● Input
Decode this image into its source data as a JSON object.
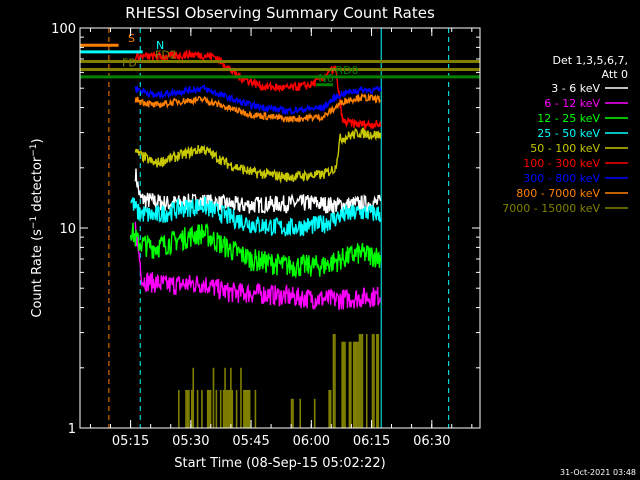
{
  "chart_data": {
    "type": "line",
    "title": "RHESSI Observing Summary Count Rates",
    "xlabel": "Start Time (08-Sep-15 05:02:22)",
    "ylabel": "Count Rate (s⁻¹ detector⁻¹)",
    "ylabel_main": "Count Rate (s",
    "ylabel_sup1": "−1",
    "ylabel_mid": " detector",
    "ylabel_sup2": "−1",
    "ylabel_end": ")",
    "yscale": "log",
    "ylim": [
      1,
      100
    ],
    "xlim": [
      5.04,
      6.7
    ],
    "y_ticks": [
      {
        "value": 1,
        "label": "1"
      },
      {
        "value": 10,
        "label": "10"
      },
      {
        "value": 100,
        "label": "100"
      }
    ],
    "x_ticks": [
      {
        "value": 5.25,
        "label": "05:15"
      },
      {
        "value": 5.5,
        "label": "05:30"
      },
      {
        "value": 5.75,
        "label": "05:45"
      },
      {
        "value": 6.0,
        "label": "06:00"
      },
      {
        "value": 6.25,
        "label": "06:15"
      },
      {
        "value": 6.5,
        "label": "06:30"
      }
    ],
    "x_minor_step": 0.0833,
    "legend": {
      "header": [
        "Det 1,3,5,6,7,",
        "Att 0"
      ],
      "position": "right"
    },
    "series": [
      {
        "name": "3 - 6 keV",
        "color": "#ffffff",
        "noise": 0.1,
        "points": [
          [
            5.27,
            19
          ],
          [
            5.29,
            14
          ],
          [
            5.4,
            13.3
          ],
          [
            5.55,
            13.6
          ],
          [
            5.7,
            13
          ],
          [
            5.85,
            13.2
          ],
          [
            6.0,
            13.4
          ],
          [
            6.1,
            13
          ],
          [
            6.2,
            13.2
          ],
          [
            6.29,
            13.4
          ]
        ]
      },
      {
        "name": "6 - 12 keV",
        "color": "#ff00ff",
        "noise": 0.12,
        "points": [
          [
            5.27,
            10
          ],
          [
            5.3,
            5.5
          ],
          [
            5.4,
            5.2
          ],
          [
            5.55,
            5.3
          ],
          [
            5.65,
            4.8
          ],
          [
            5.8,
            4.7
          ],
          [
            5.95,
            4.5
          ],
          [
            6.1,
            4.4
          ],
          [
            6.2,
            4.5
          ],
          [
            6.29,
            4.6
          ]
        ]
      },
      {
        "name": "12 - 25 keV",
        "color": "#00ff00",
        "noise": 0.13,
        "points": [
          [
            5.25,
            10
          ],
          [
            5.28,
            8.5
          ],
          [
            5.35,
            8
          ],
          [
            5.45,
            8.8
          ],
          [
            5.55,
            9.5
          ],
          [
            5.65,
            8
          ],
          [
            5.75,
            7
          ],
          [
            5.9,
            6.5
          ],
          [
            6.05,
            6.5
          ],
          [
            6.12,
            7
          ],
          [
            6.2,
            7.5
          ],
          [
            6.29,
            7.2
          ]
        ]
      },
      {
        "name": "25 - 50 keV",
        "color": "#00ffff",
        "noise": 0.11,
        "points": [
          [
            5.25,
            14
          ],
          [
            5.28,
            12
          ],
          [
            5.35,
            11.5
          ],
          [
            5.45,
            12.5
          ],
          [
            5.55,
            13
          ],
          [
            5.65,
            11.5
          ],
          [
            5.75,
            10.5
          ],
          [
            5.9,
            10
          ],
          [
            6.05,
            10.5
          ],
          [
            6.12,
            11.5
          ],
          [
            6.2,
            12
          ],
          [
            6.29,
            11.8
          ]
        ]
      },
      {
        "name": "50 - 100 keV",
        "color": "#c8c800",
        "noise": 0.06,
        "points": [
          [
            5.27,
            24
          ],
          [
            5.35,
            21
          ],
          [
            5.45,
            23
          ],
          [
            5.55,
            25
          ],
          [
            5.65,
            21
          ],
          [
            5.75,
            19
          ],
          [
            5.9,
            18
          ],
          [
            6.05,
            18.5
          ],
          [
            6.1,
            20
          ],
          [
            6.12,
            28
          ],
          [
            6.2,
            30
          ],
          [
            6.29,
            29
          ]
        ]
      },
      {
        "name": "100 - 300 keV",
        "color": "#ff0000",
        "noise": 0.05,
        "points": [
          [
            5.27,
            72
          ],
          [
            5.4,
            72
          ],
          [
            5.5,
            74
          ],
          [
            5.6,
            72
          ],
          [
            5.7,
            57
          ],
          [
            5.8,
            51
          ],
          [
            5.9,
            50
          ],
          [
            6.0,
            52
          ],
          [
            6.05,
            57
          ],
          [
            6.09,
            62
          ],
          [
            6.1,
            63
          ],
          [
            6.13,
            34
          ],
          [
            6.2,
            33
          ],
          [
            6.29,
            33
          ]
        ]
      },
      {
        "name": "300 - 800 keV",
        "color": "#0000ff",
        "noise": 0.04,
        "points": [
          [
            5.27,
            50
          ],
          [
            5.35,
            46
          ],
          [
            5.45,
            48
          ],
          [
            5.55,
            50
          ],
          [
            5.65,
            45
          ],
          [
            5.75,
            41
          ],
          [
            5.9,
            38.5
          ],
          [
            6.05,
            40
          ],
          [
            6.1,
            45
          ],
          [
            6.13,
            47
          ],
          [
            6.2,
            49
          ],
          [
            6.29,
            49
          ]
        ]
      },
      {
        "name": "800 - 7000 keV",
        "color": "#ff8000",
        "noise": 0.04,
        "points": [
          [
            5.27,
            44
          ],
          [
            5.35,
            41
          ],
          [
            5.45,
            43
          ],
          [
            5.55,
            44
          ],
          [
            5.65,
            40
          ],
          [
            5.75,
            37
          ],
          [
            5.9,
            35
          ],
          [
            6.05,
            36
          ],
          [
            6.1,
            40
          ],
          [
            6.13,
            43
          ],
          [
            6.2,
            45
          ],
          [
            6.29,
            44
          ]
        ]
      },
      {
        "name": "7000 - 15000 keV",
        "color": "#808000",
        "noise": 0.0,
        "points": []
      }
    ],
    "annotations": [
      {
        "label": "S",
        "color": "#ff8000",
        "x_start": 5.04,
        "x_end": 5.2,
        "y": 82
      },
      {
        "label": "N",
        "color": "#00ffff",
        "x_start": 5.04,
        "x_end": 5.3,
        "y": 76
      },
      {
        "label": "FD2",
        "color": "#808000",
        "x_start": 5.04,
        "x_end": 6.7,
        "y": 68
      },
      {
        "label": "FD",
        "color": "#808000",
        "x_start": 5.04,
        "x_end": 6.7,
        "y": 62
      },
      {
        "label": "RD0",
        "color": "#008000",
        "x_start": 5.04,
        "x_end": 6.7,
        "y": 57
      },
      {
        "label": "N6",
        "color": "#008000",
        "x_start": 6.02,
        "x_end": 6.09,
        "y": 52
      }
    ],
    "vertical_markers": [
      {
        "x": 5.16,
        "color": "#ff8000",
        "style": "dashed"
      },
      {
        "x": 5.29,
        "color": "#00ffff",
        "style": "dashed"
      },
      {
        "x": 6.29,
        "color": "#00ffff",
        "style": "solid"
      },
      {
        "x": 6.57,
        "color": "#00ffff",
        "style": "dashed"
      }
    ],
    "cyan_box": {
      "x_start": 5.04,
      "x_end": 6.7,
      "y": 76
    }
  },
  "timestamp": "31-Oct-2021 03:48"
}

● Written instruction
Your task is to transcribe all of the records precisely, with no images included.

● Result below
Decode this image into its source data as a JSON object.
{
  "chart_data": {
    "type": "line",
    "title": "RHESSI Observing Summary Count Rates",
    "xlabel": "Start Time (08-Sep-15 05:02:22)",
    "ylabel": "Count Rate (s⁻¹ detector⁻¹)",
    "ylabel_main": "Count Rate (s",
    "ylabel_sup1": "−1",
    "ylabel_mid": " detector",
    "ylabel_sup2": "−1",
    "ylabel_end": ")",
    "yscale": "log",
    "ylim": [
      1,
      100
    ],
    "xlim": [
      5.04,
      6.7
    ],
    "y_ticks": [
      {
        "value": 1,
        "label": "1"
      },
      {
        "value": 10,
        "label": "10"
      },
      {
        "value": 100,
        "label": "100"
      }
    ],
    "x_ticks": [
      {
        "value": 5.25,
        "label": "05:15"
      },
      {
        "value": 5.5,
        "label": "05:30"
      },
      {
        "value": 5.75,
        "label": "05:45"
      },
      {
        "value": 6.0,
        "label": "06:00"
      },
      {
        "value": 6.25,
        "label": "06:15"
      },
      {
        "value": 6.5,
        "label": "06:30"
      }
    ],
    "x_minor_step": 0.0833,
    "legend": {
      "header": [
        "Det 1,3,5,6,7,",
        "Att 0"
      ],
      "position": "right"
    },
    "series": [
      {
        "name": "3 - 6 keV",
        "color": "#ffffff",
        "noise": 0.1,
        "points": [
          [
            5.27,
            19
          ],
          [
            5.29,
            14
          ],
          [
            5.4,
            13.3
          ],
          [
            5.55,
            13.6
          ],
          [
            5.7,
            13
          ],
          [
            5.85,
            13.2
          ],
          [
            6.0,
            13.4
          ],
          [
            6.1,
            13
          ],
          [
            6.2,
            13.2
          ],
          [
            6.29,
            13.4
          ]
        ]
      },
      {
        "name": "6 - 12 keV",
        "color": "#ff00ff",
        "noise": 0.12,
        "points": [
          [
            5.27,
            10
          ],
          [
            5.3,
            5.5
          ],
          [
            5.4,
            5.2
          ],
          [
            5.55,
            5.3
          ],
          [
            5.65,
            4.8
          ],
          [
            5.8,
            4.7
          ],
          [
            5.95,
            4.5
          ],
          [
            6.1,
            4.4
          ],
          [
            6.2,
            4.5
          ],
          [
            6.29,
            4.6
          ]
        ]
      },
      {
        "name": "12 - 25 keV",
        "color": "#00ff00",
        "noise": 0.13,
        "points": [
          [
            5.25,
            10
          ],
          [
            5.28,
            8.5
          ],
          [
            5.35,
            8
          ],
          [
            5.45,
            8.8
          ],
          [
            5.55,
            9.5
          ],
          [
            5.65,
            8
          ],
          [
            5.75,
            7
          ],
          [
            5.9,
            6.5
          ],
          [
            6.05,
            6.5
          ],
          [
            6.12,
            7
          ],
          [
            6.2,
            7.5
          ],
          [
            6.29,
            7.2
          ]
        ]
      },
      {
        "name": "25 - 50 keV",
        "color": "#00ffff",
        "noise": 0.11,
        "points": [
          [
            5.25,
            14
          ],
          [
            5.28,
            12
          ],
          [
            5.35,
            11.5
          ],
          [
            5.45,
            12.5
          ],
          [
            5.55,
            13
          ],
          [
            5.65,
            11.5
          ],
          [
            5.75,
            10.5
          ],
          [
            5.9,
            10
          ],
          [
            6.05,
            10.5
          ],
          [
            6.12,
            11.5
          ],
          [
            6.2,
            12
          ],
          [
            6.29,
            11.8
          ]
        ]
      },
      {
        "name": "50 - 100 keV",
        "color": "#c8c800",
        "noise": 0.06,
        "points": [
          [
            5.27,
            24
          ],
          [
            5.35,
            21
          ],
          [
            5.45,
            23
          ],
          [
            5.55,
            25
          ],
          [
            5.65,
            21
          ],
          [
            5.75,
            19
          ],
          [
            5.9,
            18
          ],
          [
            6.05,
            18.5
          ],
          [
            6.1,
            20
          ],
          [
            6.12,
            28
          ],
          [
            6.2,
            30
          ],
          [
            6.29,
            29
          ]
        ]
      },
      {
        "name": "100 - 300 keV",
        "color": "#ff0000",
        "noise": 0.05,
        "points": [
          [
            5.27,
            72
          ],
          [
            5.4,
            72
          ],
          [
            5.5,
            74
          ],
          [
            5.6,
            72
          ],
          [
            5.7,
            57
          ],
          [
            5.8,
            51
          ],
          [
            5.9,
            50
          ],
          [
            6.0,
            52
          ],
          [
            6.05,
            57
          ],
          [
            6.09,
            62
          ],
          [
            6.1,
            63
          ],
          [
            6.13,
            34
          ],
          [
            6.2,
            33
          ],
          [
            6.29,
            33
          ]
        ]
      },
      {
        "name": "300 - 800 keV",
        "color": "#0000ff",
        "noise": 0.04,
        "points": [
          [
            5.27,
            50
          ],
          [
            5.35,
            46
          ],
          [
            5.45,
            48
          ],
          [
            5.55,
            50
          ],
          [
            5.65,
            45
          ],
          [
            5.75,
            41
          ],
          [
            5.9,
            38.5
          ],
          [
            6.05,
            40
          ],
          [
            6.1,
            45
          ],
          [
            6.13,
            47
          ],
          [
            6.2,
            49
          ],
          [
            6.29,
            49
          ]
        ]
      },
      {
        "name": "800 - 7000 keV",
        "color": "#ff8000",
        "noise": 0.04,
        "points": [
          [
            5.27,
            44
          ],
          [
            5.35,
            41
          ],
          [
            5.45,
            43
          ],
          [
            5.55,
            44
          ],
          [
            5.65,
            40
          ],
          [
            5.75,
            37
          ],
          [
            5.9,
            35
          ],
          [
            6.05,
            36
          ],
          [
            6.1,
            40
          ],
          [
            6.13,
            43
          ],
          [
            6.2,
            45
          ],
          [
            6.29,
            44
          ]
        ]
      },
      {
        "name": "7000 - 15000 keV",
        "color": "#808000",
        "noise": 0.0,
        "points": []
      }
    ],
    "annotations": [
      {
        "label": "S",
        "color": "#ff8000",
        "x_start": 5.04,
        "x_end": 5.2,
        "y": 82
      },
      {
        "label": "N",
        "color": "#00ffff",
        "x_start": 5.04,
        "x_end": 5.3,
        "y": 76
      },
      {
        "label": "FD2",
        "color": "#808000",
        "x_start": 5.04,
        "x_end": 6.7,
        "y": 68
      },
      {
        "label": "FD",
        "color": "#808000",
        "x_start": 5.04,
        "x_end": 6.7,
        "y": 62
      },
      {
        "label": "RD0",
        "color": "#008000",
        "x_start": 5.04,
        "x_end": 6.7,
        "y": 57
      },
      {
        "label": "N6",
        "color": "#008000",
        "x_start": 6.02,
        "x_end": 6.09,
        "y": 52
      }
    ],
    "vertical_markers": [
      {
        "x": 5.16,
        "color": "#ff8000",
        "style": "dashed"
      },
      {
        "x": 5.29,
        "color": "#00ffff",
        "style": "dashed"
      },
      {
        "x": 6.29,
        "color": "#00ffff",
        "style": "solid"
      },
      {
        "x": 6.57,
        "color": "#00ffff",
        "style": "dashed"
      }
    ],
    "cyan_box": {
      "x_start": 5.04,
      "x_end": 6.7,
      "y": 76
    }
  },
  "timestamp": "31-Oct-2021 03:48"
}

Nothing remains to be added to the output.